- Set task:
Write out the listing below again, precisely as it is given.
#### Input for this task
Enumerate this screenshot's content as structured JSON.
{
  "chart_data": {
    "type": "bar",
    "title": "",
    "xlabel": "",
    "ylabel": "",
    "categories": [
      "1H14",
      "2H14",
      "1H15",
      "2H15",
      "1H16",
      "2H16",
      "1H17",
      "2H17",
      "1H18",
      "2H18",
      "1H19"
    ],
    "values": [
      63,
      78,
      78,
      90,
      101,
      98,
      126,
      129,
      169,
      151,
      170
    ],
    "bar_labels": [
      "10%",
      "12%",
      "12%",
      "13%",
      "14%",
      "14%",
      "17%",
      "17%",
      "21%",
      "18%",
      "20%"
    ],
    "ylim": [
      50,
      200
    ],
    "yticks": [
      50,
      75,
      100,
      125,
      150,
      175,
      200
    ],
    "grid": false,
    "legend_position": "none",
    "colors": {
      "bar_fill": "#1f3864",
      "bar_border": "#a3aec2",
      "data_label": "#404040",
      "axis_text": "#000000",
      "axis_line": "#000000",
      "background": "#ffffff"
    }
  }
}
########
- Written solution:
Enumerate this screenshot's content as structured JSON.
{
  "chart_data": {
    "type": "bar",
    "title": "",
    "xlabel": "",
    "ylabel": "",
    "categories": [
      "1H14",
      "2H14",
      "1H15",
      "2H15",
      "1H16",
      "2H16",
      "1H17",
      "2H17",
      "1H18",
      "2H18",
      "1H19"
    ],
    "values": [
      63,
      78,
      78,
      90,
      101,
      98,
      126,
      129,
      169,
      151,
      170
    ],
    "bar_labels": [
      "10%",
      "12%",
      "12%",
      "13%",
      "14%",
      "14%",
      "17%",
      "17%",
      "21%",
      "18%",
      "20%"
    ],
    "ylim": [
      50,
      200
    ],
    "yticks": [
      50,
      75,
      100,
      125,
      150,
      175,
      200
    ],
    "grid": false,
    "legend_position": "none",
    "colors": {
      "bar_fill": "#1f3864",
      "bar_border": "#a3aec2",
      "data_label": "#404040",
      "axis_text": "#000000",
      "axis_line": "#000000",
      "background": "#ffffff"
    }
  }
}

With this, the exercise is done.